EXERCISE REQUIREMENTS> Gather all lines in the entries that include the word "Physical".

LISTING>
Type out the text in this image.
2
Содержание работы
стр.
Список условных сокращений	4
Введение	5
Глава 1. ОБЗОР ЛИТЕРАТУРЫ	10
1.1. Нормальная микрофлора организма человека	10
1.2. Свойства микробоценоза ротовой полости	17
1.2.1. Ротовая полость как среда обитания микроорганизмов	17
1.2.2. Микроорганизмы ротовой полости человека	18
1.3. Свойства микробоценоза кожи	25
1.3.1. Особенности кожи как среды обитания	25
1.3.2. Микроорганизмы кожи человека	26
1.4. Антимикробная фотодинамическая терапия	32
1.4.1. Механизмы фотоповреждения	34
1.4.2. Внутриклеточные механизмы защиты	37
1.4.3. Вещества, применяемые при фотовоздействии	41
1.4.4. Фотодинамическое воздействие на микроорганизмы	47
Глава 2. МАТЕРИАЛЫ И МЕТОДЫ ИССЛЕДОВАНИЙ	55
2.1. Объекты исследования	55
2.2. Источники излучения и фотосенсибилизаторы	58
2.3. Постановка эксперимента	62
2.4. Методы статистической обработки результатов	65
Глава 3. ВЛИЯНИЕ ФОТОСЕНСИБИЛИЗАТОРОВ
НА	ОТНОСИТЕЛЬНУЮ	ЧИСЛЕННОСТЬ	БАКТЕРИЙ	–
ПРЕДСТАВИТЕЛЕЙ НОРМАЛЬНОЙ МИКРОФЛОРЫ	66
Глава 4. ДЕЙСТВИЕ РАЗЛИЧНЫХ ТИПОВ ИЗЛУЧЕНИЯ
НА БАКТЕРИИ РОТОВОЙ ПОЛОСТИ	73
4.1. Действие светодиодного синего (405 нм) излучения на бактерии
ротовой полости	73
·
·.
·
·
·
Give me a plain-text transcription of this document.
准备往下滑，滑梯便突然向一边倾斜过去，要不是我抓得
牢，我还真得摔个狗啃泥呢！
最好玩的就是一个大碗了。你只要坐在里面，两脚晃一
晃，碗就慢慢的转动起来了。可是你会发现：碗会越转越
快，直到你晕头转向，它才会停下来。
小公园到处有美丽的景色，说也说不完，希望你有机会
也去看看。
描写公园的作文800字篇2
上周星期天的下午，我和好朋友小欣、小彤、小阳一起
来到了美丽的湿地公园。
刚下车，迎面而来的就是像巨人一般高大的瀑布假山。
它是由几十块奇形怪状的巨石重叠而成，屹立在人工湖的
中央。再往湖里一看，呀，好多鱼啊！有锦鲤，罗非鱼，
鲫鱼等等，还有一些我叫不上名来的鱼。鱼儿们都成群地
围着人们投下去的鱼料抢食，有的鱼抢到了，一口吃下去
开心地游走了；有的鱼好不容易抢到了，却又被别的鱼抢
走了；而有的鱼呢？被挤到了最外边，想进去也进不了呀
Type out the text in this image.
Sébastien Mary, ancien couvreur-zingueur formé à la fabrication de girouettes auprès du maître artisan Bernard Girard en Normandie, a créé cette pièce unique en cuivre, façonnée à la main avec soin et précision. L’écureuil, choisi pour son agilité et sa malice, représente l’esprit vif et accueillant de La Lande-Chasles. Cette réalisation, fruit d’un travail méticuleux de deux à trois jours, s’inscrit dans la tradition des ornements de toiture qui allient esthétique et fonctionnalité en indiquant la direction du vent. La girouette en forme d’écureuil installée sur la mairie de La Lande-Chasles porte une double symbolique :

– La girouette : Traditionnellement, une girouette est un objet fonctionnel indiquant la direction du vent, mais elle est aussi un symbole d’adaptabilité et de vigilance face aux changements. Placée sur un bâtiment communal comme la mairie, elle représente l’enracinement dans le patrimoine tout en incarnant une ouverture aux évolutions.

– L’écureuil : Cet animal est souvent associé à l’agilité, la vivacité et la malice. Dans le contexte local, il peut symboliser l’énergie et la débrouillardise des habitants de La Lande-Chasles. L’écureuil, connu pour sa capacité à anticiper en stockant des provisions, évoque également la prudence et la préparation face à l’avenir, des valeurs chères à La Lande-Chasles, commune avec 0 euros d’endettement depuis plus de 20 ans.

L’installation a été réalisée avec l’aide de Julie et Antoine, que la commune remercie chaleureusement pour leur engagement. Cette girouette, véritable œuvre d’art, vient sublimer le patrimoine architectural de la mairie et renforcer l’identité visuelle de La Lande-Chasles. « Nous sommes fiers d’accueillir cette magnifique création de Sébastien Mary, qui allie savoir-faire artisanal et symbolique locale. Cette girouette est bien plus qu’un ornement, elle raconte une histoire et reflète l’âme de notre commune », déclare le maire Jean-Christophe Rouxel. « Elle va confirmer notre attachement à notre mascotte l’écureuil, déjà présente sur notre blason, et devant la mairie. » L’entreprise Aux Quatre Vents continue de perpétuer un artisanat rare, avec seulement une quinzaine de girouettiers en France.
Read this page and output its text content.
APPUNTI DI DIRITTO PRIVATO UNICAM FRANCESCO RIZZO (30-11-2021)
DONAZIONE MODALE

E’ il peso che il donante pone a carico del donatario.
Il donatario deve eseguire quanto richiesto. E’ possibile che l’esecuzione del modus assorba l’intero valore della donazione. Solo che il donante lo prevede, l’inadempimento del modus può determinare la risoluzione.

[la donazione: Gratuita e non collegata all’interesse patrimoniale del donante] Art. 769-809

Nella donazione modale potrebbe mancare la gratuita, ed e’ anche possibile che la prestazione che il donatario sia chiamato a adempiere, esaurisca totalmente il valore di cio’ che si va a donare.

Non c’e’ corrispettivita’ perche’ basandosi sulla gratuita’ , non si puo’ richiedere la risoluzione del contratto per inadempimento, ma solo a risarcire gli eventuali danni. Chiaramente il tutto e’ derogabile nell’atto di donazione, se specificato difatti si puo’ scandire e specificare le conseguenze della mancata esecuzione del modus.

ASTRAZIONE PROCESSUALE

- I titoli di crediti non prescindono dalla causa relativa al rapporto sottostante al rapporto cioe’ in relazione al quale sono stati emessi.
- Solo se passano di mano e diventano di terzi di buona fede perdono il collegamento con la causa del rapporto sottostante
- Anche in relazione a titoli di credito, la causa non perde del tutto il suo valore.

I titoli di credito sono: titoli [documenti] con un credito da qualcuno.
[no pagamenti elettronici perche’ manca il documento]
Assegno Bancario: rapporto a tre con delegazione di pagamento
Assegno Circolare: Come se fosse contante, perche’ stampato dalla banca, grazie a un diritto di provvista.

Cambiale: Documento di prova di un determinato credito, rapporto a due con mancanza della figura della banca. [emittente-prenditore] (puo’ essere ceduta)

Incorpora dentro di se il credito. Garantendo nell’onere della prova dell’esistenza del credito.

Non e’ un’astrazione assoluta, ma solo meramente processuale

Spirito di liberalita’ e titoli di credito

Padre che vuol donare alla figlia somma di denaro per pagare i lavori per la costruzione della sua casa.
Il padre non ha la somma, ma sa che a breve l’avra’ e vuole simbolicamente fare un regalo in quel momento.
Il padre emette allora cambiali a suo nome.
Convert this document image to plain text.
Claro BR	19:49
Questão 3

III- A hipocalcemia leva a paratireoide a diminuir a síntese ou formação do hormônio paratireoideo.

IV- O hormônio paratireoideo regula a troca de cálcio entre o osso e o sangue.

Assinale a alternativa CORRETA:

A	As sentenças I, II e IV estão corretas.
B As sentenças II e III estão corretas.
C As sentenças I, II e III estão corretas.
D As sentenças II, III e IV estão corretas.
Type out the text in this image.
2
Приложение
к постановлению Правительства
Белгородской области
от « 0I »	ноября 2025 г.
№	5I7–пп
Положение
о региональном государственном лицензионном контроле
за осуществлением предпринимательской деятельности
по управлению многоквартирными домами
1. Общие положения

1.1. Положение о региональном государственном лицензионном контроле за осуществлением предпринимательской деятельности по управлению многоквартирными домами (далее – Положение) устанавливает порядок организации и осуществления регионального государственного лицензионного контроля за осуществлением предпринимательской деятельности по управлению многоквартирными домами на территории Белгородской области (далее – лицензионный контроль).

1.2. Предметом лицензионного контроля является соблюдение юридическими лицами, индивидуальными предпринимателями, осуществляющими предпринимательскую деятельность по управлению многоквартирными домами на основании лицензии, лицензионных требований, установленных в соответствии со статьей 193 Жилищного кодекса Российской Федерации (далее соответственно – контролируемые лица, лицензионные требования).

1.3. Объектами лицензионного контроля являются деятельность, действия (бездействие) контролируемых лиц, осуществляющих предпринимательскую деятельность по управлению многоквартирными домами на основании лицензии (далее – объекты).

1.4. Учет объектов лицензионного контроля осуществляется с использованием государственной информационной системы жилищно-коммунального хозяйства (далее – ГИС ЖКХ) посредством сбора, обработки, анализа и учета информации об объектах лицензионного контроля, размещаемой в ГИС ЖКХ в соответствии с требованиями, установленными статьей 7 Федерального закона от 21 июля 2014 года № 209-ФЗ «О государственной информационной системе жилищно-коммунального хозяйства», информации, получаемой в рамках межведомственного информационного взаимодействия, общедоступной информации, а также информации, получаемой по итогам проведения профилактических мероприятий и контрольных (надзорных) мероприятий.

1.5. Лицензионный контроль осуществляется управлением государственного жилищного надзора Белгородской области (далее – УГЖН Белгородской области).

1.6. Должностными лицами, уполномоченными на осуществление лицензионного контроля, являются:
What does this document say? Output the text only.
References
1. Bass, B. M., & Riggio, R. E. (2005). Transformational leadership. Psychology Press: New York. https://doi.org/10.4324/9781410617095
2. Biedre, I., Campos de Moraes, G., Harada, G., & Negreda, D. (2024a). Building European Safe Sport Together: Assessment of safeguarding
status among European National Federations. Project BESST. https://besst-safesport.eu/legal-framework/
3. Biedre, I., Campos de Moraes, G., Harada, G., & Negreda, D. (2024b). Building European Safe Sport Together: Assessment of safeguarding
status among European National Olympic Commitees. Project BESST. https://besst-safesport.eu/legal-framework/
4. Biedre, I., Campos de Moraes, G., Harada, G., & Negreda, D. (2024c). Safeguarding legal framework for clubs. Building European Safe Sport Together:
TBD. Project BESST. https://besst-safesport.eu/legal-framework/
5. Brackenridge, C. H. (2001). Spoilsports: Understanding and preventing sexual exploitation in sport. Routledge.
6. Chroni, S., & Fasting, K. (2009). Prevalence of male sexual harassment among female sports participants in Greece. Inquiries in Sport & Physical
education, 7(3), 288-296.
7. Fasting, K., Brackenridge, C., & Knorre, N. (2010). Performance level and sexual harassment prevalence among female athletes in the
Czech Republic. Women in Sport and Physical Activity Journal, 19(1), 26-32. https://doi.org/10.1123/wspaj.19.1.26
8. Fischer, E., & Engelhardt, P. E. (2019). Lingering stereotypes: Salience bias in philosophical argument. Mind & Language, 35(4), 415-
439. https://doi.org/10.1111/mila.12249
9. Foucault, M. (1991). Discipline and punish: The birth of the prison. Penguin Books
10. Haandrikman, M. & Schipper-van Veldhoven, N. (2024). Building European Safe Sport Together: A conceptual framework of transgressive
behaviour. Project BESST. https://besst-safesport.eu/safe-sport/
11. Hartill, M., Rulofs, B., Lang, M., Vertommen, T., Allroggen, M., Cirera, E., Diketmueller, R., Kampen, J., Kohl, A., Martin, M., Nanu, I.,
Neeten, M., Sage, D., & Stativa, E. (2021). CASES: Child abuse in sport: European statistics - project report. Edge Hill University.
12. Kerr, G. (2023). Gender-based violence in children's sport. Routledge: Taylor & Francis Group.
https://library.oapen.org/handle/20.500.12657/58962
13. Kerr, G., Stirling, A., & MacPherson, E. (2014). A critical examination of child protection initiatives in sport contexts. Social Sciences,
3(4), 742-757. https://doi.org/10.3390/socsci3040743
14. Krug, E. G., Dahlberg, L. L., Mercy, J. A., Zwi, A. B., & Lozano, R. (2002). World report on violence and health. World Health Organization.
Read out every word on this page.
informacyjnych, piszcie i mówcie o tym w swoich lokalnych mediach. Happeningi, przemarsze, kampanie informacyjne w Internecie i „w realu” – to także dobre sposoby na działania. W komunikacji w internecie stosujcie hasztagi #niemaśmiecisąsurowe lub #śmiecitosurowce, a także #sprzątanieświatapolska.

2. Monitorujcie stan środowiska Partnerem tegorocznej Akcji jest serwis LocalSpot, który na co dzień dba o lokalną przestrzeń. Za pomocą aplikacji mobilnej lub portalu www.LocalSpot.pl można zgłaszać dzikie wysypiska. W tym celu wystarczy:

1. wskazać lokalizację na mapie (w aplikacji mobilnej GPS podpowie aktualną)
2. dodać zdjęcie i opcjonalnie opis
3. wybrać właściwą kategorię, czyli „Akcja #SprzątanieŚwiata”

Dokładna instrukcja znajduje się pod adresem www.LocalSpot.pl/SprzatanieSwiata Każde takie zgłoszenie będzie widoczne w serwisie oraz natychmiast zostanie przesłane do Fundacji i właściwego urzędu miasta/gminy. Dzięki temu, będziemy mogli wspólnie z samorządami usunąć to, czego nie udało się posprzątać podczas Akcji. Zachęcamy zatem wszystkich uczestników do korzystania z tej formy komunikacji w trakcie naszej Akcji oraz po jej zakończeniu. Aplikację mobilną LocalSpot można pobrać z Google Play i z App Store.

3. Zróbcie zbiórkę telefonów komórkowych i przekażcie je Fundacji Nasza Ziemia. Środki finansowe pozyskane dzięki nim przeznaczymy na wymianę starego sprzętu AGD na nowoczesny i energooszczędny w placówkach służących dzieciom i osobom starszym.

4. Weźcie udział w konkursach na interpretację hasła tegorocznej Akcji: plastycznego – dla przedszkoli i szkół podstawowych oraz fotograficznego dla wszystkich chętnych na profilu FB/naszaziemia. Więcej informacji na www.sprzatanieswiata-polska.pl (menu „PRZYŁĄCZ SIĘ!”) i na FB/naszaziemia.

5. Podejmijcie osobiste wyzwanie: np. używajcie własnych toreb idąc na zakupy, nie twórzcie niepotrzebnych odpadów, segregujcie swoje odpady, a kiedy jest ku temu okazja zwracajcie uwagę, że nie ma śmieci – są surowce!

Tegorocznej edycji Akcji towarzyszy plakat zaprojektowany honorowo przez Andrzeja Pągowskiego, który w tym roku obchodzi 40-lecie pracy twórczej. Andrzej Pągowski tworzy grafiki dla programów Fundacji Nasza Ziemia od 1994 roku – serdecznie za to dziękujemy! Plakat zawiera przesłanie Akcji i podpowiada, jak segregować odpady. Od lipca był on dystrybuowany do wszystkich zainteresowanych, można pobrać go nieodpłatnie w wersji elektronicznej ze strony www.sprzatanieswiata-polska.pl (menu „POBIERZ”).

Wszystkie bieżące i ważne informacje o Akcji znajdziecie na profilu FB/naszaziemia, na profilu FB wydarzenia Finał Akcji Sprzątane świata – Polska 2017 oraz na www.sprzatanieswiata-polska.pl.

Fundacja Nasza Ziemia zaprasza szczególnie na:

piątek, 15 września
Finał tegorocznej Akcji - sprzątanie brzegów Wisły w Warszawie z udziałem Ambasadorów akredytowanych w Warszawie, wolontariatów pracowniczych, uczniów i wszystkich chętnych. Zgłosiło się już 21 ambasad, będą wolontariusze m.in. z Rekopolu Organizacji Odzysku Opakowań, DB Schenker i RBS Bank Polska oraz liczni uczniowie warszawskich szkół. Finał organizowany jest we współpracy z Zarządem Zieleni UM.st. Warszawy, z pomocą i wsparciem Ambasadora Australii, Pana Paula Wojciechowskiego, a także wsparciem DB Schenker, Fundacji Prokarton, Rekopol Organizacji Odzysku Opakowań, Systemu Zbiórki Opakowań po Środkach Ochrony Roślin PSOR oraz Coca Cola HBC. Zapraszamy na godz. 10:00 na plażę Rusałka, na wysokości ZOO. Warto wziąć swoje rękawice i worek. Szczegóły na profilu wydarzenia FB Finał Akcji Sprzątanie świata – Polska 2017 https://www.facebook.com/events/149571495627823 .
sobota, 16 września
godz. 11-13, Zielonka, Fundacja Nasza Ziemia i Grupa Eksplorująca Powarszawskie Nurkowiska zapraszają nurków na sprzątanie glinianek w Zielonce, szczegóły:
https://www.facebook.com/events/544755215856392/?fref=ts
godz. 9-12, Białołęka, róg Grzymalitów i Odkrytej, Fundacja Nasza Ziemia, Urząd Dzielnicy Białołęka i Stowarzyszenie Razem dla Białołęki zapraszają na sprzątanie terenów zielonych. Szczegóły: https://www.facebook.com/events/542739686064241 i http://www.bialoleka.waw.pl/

FINAL RESULT>
6. Chroni, S., & Fasting, K. (2009). Prevalence of male sexual harassment among female sports participants in Greece. Inquiries in Sport & Physical
Czech Republic. Women in Sport and Physical Activity Journal, 19(1), 26-32. https://doi.org/10.1123/wspaj.19.1.26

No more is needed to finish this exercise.